■ **Aim of the task**: Each entry below is to be transcribed exactly.
= = = = = = =
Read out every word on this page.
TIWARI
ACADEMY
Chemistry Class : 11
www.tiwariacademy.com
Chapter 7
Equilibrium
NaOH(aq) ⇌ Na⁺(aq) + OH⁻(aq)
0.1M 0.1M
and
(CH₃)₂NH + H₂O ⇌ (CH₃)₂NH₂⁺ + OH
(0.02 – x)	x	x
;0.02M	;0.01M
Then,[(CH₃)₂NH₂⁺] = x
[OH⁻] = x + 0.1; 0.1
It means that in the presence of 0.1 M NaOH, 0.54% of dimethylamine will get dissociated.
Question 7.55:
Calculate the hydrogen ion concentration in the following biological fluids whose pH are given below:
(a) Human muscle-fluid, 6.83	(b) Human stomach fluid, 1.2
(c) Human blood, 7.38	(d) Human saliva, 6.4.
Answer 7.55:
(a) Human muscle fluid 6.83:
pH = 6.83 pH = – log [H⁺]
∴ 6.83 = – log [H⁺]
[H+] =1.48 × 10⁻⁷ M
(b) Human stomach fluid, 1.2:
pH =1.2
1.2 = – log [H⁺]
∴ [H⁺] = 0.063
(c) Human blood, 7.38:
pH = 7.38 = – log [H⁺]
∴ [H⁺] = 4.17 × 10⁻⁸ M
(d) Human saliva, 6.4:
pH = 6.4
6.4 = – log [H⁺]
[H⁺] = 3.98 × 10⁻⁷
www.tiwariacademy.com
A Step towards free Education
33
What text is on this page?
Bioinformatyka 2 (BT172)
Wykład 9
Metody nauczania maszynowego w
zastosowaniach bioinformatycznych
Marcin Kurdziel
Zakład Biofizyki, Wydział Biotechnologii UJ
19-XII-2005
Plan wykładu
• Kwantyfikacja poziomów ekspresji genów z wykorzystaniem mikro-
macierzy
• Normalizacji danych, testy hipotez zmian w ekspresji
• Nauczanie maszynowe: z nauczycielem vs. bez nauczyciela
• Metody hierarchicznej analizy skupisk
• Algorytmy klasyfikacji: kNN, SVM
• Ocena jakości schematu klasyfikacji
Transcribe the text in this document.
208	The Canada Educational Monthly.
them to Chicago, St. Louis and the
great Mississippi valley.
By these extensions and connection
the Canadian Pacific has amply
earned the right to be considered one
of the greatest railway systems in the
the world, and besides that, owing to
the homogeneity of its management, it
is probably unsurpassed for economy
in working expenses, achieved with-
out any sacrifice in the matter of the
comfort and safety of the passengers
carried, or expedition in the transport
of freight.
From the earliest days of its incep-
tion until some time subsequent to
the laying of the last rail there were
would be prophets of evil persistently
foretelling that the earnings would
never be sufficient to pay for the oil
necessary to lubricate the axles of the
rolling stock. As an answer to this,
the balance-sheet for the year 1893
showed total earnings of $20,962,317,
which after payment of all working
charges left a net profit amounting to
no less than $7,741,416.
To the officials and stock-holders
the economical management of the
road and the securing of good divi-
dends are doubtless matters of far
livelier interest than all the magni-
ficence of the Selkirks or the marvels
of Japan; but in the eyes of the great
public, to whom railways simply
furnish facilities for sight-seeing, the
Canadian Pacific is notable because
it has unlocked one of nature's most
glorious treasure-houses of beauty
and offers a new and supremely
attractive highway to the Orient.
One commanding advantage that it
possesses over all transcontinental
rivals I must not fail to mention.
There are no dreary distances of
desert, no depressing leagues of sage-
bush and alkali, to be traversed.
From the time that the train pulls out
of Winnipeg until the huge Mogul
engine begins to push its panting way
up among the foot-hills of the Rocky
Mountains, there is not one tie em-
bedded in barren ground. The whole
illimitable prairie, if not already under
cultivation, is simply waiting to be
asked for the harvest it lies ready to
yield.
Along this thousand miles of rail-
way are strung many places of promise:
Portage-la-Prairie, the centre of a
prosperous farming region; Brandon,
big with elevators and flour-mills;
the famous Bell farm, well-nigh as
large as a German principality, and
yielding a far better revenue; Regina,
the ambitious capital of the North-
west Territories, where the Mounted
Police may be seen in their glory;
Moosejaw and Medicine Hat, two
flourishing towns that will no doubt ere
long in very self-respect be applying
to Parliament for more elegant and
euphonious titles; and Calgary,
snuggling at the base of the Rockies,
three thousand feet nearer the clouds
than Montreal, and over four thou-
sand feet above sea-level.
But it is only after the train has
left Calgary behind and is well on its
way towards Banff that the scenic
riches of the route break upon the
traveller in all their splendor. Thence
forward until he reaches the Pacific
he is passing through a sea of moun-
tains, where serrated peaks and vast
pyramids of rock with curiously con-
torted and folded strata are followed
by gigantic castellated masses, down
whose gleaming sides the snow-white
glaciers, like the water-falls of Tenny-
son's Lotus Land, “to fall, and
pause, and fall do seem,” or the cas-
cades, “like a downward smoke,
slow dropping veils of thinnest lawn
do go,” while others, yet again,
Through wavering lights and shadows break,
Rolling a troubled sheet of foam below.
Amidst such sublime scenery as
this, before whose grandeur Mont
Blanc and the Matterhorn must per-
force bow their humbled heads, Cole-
= = = = = = =
■ **Reply to the task**:
Read out every word on this page.
TIWARI
ACADEMY
Chemistry Class : 11
www.tiwariacademy.com
Chapter 7
Equilibrium
NaOH(aq) ⇌ Na⁺(aq) + OH⁻(aq)
0.1M 0.1M
and
(CH₃)₂NH + H₂O ⇌ (CH₃)₂NH₂⁺ + OH
(0.02 – x)	x	x
;0.02M	;0.01M
Then,[(CH₃)₂NH₂⁺] = x
[OH⁻] = x + 0.1; 0.1
It means that in the presence of 0.1 M NaOH, 0.54% of dimethylamine will get dissociated.
Question 7.55:
Calculate the hydrogen ion concentration in the following biological fluids whose pH are given below:
(a) Human muscle-fluid, 6.83	(b) Human stomach fluid, 1.2
(c) Human blood, 7.38	(d) Human saliva, 6.4.
Answer 7.55:
(a) Human muscle fluid 6.83:
pH = 6.83 pH = – log [H⁺]
∴ 6.83 = – log [H⁺]
[H+] =1.48 × 10⁻⁷ M
(b) Human stomach fluid, 1.2:
pH =1.2
1.2 = – log [H⁺]
∴ [H⁺] = 0.063
(c) Human blood, 7.38:
pH = 7.38 = – log [H⁺]
∴ [H⁺] = 4.17 × 10⁻⁸ M
(d) Human saliva, 6.4:
pH = 6.4
6.4 = – log [H⁺]
[H⁺] = 3.98 × 10⁻⁷
www.tiwariacademy.com
A Step towards free Education
33
What text is on this page?
Bioinformatyka 2 (BT172)
Wykład 9
Metody nauczania maszynowego w
zastosowaniach bioinformatycznych
Marcin Kurdziel
Zakład Biofizyki, Wydział Biotechnologii UJ
19-XII-2005
Plan wykładu
• Kwantyfikacja poziomów ekspresji genów z wykorzystaniem mikro-
macierzy
• Normalizacji danych, testy hipotez zmian w ekspresji
• Nauczanie maszynowe: z nauczycielem vs. bez nauczyciela
• Metody hierarchicznej analizy skupisk
• Algorytmy klasyfikacji: kNN, SVM
• Ocena jakości schematu klasyfikacji
Transcribe the text in this document.
208	The Canada Educational Monthly.
them to Chicago, St. Louis and the
great Mississippi valley.
By these extensions and connection
the Canadian Pacific has amply
earned the right to be considered one
of the greatest railway systems in the
the world, and besides that, owing to
the homogeneity of its management, it
is probably unsurpassed for economy
in working expenses, achieved with-
out any sacrifice in the matter of the
comfort and safety of the passengers
carried, or expedition in the transport
of freight.
From the earliest days of its incep-
tion until some time subsequent to
the laying of the last rail there were
would be prophets of evil persistently
foretelling that the earnings would
never be sufficient to pay for the oil
necessary to lubricate the axles of the
rolling stock. As an answer to this,
the balance-sheet for the year 1893
showed total earnings of $20,962,317,
which after payment of all working
charges left a net profit amounting to
no less than $7,741,416.
To the officials and stock-holders
the economical management of the
road and the securing of good divi-
dends are doubtless matters of far
livelier interest than all the magni-
ficence of the Selkirks or the marvels
of Japan; but in the eyes of the great
public, to whom railways simply
furnish facilities for sight-seeing, the
Canadian Pacific is notable because
it has unlocked one of nature's most
glorious treasure-houses of beauty
and offers a new and supremely
attractive highway to the Orient.
One commanding advantage that it
possesses over all transcontinental
rivals I must not fail to mention.
There are no dreary distances of
desert, no depressing leagues of sage-
bush and alkali, to be traversed.
From the time that the train pulls out
of Winnipeg until the huge Mogul
engine begins to push its panting way
up among the foot-hills of the Rocky
Mountains, there is not one tie em-
bedded in barren ground. The whole
illimitable prairie, if not already under
cultivation, is simply waiting to be
asked for the harvest it lies ready to
yield.
Along this thousand miles of rail-
way are strung many places of promise:
Portage-la-Prairie, the centre of a
prosperous farming region; Brandon,
big with elevators and flour-mills;
the famous Bell farm, well-nigh as
large as a German principality, and
yielding a far better revenue; Regina,
the ambitious capital of the North-
west Territories, where the Mounted
Police may be seen in their glory;
Moosejaw and Medicine Hat, two
flourishing towns that will no doubt ere
long in very self-respect be applying
to Parliament for more elegant and
euphonious titles; and Calgary,
snuggling at the base of the Rockies,
three thousand feet nearer the clouds
than Montreal, and over four thou-
sand feet above sea-level.
But it is only after the train has
left Calgary behind and is well on its
way towards Banff that the scenic
riches of the route break upon the
traveller in all their splendor. Thence
forward until he reaches the Pacific
he is passing through a sea of moun-
tains, where serrated peaks and vast
pyramids of rock with curiously con-
torted and folded strata are followed
by gigantic castellated masses, down
whose gleaming sides the snow-white
glaciers, like the water-falls of Tenny-
son's Lotus Land, “to fall, and
pause, and fall do seem,” or the cas-
cades, “like a downward smoke,
slow dropping veils of thinnest lawn
do go,” while others, yet again,
Through wavering lights and shadows break,
Rolling a troubled sheet of foam below.
Amidst such sublime scenery as
this, before whose grandeur Mont
Blanc and the Matterhorn must per-
force bow their humbled heads, Cole-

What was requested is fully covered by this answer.